▶ _Set problem_:
Gather up all lines that carry the word "value".

Entries taken from a collection:
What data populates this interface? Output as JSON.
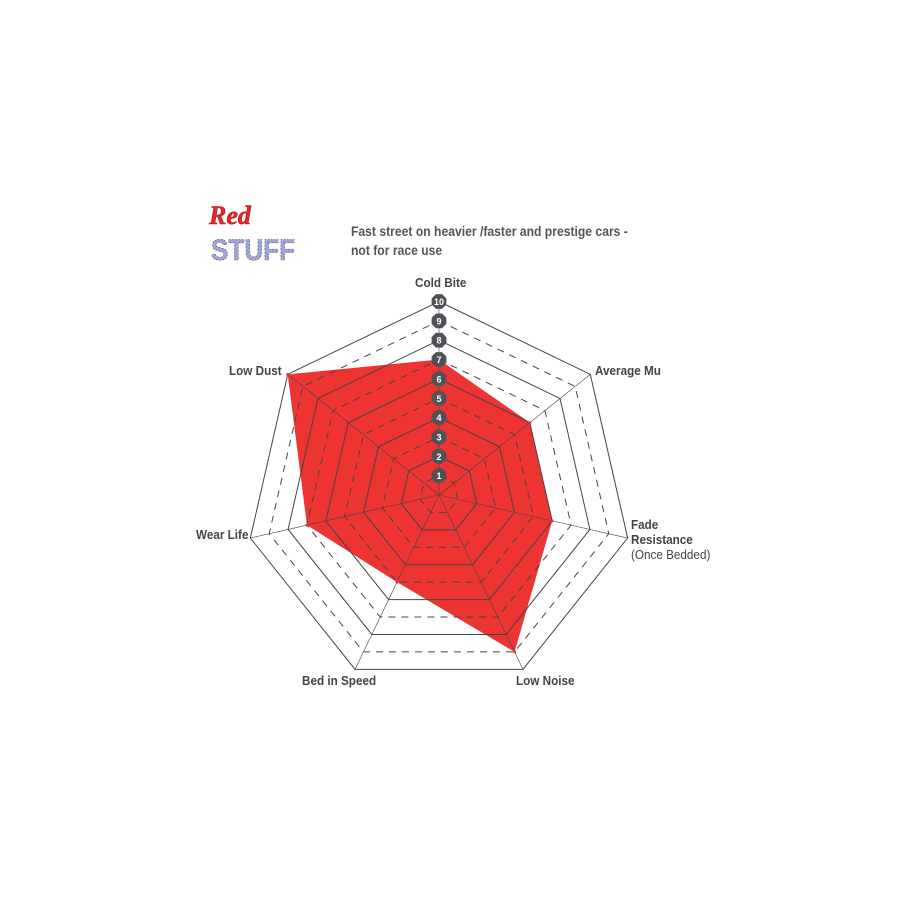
{
  "logo": {
    "text_top": "Red",
    "text_bottom": "STUFF",
    "colors": {
      "red": "#e8242b",
      "blue": "#9ea4d8"
    }
  },
  "subtitle_line1": "Fast street on heavier /faster and prestige cars -",
  "subtitle_line2": "not for race use",
  "chart_data": {
    "type": "radar",
    "axes": [
      {
        "label": "Cold Bite",
        "sub": "",
        "value": 7
      },
      {
        "label": "Average Mu",
        "sub": "",
        "value": 6
      },
      {
        "label": "Fade Resistance",
        "sub": "(Once Bedded)",
        "value": 6
      },
      {
        "label": "Low Noise",
        "sub": "",
        "value": 9
      },
      {
        "label": "Bed in Speed",
        "sub": "",
        "value": 5
      },
      {
        "label": "Wear Life",
        "sub": "",
        "value": 7
      },
      {
        "label": "Low Dust",
        "sub": "",
        "value": 10
      }
    ],
    "scale_ticks": [
      "1",
      "2",
      "3",
      "4",
      "5",
      "6",
      "7",
      "8",
      "9",
      "10"
    ],
    "range": [
      0,
      10
    ],
    "fill_color": "#ee3333",
    "grid_color": "#444444"
  }
}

▶ _Response below_:
        "value": 7
        "value": 6
        "value": 6
        "value": 9
        "value": 5
        "value": 7
        "value": 10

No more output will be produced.